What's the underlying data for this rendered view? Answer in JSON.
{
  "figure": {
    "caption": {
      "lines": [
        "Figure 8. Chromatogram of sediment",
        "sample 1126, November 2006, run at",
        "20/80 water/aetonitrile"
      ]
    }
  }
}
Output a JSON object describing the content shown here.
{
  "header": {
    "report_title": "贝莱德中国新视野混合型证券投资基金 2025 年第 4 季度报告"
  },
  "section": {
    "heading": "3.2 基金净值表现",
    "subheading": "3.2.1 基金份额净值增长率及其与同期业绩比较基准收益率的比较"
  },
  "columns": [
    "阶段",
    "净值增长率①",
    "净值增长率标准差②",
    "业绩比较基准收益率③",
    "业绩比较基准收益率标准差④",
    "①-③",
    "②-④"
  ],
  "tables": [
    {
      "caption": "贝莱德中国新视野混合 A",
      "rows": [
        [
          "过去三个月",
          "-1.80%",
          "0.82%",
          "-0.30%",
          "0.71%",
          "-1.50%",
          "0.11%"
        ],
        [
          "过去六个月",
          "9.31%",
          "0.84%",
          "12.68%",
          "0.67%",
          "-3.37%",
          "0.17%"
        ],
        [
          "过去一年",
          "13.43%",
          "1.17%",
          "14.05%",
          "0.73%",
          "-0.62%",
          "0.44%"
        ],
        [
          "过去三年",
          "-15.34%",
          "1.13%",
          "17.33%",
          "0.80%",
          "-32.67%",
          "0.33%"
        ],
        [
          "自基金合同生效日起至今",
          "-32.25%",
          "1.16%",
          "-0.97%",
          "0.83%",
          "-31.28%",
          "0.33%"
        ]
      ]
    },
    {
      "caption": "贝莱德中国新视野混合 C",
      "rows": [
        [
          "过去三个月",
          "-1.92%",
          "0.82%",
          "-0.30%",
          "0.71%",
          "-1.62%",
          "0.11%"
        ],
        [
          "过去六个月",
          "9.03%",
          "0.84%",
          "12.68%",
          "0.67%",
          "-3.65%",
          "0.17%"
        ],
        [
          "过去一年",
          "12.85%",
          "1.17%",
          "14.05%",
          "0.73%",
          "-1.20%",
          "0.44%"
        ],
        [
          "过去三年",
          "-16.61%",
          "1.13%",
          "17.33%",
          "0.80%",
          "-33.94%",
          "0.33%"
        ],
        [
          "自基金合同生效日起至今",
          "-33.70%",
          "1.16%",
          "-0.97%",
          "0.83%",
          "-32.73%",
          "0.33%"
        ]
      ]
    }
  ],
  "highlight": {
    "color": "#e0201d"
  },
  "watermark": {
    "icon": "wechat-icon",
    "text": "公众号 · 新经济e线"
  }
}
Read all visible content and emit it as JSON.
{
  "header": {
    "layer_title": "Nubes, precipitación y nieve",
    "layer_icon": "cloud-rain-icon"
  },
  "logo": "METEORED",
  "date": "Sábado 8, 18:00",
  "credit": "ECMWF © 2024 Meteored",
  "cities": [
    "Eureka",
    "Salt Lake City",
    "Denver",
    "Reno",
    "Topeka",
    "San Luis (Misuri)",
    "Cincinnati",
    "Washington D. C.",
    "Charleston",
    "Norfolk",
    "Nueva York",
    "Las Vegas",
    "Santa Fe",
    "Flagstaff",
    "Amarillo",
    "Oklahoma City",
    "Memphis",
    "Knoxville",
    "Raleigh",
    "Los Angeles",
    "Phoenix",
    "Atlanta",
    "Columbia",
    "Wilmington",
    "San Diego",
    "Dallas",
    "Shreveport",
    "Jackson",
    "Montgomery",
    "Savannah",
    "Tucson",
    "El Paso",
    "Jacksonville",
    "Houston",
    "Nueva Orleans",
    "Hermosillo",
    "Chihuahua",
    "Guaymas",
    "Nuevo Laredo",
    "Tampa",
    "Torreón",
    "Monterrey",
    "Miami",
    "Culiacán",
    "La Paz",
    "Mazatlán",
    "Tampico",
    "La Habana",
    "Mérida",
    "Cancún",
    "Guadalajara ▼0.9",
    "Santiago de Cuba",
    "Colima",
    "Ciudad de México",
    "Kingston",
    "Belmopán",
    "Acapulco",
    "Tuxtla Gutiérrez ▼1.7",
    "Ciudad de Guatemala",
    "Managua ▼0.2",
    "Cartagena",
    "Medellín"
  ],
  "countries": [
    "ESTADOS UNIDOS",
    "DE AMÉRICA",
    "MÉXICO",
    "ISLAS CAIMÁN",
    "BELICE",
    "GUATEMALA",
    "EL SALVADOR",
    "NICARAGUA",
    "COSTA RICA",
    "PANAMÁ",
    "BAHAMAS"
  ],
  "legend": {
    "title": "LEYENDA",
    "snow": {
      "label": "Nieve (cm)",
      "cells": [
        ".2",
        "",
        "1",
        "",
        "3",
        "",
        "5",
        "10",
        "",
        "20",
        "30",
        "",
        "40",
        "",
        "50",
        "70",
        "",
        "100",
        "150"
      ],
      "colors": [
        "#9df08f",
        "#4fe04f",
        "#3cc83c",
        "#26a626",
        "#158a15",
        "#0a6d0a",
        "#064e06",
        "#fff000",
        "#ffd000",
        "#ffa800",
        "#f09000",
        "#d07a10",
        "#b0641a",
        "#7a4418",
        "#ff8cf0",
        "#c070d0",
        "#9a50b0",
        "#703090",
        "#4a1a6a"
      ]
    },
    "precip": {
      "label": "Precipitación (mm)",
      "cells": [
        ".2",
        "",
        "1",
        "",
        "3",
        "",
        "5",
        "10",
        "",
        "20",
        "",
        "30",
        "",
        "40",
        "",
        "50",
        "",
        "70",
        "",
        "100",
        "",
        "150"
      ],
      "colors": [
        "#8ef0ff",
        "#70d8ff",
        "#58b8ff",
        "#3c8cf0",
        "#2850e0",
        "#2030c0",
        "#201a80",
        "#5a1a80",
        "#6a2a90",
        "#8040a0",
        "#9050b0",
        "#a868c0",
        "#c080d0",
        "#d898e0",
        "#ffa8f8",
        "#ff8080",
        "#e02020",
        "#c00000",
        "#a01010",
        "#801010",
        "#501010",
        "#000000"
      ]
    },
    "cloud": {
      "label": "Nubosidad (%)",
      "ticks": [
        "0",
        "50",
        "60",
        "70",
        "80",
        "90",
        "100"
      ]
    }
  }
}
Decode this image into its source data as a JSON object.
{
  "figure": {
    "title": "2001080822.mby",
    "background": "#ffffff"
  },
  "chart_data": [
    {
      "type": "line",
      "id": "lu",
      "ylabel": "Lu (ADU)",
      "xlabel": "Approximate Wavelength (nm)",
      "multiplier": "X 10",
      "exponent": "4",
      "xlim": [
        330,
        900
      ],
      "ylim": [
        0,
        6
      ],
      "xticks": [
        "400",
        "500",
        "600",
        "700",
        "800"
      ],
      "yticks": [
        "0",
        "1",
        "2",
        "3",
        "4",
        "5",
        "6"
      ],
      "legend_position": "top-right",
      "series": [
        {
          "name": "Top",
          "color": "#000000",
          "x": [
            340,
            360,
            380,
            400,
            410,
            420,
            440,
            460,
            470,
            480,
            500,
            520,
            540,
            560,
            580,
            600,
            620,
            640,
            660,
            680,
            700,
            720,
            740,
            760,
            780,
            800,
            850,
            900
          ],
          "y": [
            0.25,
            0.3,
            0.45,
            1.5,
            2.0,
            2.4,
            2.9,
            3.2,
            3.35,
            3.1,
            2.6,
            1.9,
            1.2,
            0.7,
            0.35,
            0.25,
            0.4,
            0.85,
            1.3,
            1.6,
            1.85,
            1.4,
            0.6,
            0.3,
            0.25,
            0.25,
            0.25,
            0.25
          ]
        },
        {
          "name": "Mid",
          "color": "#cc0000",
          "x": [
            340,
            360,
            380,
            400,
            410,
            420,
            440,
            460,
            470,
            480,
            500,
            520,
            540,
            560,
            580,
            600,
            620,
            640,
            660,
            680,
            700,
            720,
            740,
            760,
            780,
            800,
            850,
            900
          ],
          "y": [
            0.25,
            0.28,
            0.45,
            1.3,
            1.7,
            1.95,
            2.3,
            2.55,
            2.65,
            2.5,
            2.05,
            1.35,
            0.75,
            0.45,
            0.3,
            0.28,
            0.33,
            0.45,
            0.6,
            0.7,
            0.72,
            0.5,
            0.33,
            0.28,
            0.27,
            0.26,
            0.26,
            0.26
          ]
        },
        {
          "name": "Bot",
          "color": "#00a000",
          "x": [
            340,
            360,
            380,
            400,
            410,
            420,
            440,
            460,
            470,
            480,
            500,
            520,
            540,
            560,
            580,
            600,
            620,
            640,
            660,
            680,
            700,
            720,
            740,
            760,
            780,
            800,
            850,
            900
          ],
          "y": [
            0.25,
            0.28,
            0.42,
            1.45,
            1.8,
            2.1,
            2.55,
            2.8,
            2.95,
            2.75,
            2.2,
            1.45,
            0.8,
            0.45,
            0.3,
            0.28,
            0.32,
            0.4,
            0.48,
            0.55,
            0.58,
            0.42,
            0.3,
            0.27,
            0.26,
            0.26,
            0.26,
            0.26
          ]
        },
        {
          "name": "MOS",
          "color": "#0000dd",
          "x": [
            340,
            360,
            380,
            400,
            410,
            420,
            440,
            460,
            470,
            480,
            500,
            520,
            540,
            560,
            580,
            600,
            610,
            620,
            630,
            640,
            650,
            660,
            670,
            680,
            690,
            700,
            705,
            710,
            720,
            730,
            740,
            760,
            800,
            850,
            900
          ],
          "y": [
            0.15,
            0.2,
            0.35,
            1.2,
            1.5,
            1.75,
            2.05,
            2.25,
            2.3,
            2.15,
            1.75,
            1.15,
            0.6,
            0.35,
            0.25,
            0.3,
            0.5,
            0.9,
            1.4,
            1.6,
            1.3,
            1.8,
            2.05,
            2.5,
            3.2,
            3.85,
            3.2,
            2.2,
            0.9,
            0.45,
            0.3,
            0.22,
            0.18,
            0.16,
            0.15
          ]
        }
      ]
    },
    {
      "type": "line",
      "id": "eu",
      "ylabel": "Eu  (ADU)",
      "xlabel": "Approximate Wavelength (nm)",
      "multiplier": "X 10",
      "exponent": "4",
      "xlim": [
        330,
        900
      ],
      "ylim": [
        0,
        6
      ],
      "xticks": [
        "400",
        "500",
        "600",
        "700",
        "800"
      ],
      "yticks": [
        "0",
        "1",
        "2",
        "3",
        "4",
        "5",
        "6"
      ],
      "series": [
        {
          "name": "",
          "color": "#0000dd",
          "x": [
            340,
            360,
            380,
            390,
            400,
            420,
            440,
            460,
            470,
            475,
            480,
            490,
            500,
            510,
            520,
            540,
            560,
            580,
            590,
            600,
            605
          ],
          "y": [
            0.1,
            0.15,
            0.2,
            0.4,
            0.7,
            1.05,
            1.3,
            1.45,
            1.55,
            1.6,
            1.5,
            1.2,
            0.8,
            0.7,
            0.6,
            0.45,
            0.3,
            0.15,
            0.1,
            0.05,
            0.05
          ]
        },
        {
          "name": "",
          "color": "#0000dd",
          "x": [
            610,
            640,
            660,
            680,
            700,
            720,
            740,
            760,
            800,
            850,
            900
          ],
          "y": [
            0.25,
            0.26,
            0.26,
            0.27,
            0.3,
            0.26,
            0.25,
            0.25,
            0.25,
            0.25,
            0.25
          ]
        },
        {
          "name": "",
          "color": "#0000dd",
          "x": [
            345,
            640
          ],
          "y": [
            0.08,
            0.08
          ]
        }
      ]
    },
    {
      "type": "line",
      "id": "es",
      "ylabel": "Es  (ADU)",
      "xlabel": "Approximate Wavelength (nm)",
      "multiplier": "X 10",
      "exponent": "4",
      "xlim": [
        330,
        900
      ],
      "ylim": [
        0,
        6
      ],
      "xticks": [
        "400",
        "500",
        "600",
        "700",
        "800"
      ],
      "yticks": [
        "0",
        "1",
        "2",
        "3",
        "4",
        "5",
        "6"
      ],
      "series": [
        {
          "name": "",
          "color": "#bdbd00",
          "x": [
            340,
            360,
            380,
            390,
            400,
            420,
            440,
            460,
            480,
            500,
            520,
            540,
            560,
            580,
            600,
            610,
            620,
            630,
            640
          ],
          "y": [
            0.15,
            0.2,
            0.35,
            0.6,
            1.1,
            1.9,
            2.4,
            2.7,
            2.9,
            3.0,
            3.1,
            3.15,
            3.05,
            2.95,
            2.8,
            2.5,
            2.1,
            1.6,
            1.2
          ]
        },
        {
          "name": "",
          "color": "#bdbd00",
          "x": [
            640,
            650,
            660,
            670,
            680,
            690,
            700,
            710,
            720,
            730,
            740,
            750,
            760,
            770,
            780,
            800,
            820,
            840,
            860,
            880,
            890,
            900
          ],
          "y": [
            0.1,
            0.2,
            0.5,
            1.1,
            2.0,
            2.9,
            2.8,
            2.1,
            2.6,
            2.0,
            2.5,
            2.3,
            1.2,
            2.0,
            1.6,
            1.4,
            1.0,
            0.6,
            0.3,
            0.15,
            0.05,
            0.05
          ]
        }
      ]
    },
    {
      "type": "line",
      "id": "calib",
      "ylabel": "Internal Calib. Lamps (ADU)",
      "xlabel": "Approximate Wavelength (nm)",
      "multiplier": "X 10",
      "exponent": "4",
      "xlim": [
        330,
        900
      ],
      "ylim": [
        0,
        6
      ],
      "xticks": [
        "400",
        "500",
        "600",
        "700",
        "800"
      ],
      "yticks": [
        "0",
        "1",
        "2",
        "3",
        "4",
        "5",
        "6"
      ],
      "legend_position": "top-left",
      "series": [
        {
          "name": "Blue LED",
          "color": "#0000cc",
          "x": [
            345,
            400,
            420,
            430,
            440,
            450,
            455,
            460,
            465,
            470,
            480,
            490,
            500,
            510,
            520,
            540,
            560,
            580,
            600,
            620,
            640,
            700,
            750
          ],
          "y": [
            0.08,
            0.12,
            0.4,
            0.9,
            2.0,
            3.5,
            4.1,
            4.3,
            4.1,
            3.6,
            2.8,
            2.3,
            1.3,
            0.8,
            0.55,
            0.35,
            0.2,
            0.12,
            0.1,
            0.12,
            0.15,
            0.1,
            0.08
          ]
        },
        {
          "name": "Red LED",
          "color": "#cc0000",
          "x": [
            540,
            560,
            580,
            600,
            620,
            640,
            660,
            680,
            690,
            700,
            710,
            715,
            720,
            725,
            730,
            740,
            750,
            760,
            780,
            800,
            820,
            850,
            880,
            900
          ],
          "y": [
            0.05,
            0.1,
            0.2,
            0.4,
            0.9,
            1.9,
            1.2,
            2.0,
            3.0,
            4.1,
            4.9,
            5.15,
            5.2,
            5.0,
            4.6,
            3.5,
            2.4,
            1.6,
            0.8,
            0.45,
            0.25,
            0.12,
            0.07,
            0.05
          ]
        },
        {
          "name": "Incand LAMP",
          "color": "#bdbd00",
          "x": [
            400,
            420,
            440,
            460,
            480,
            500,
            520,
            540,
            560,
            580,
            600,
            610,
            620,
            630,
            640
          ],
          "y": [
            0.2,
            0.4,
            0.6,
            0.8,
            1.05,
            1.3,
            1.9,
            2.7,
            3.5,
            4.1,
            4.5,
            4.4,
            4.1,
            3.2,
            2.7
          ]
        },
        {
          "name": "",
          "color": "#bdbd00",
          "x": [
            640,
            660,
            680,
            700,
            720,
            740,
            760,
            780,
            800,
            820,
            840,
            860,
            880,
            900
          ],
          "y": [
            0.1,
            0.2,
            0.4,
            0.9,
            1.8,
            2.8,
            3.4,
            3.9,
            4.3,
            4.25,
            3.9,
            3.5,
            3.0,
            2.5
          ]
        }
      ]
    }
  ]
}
******
WHAT YOU WILL DO: Reproduce each line of the material containing the word "icon".

REPLY:
    "icon": "wechat-icon",
    "layer_icon": "cloud-rain-icon"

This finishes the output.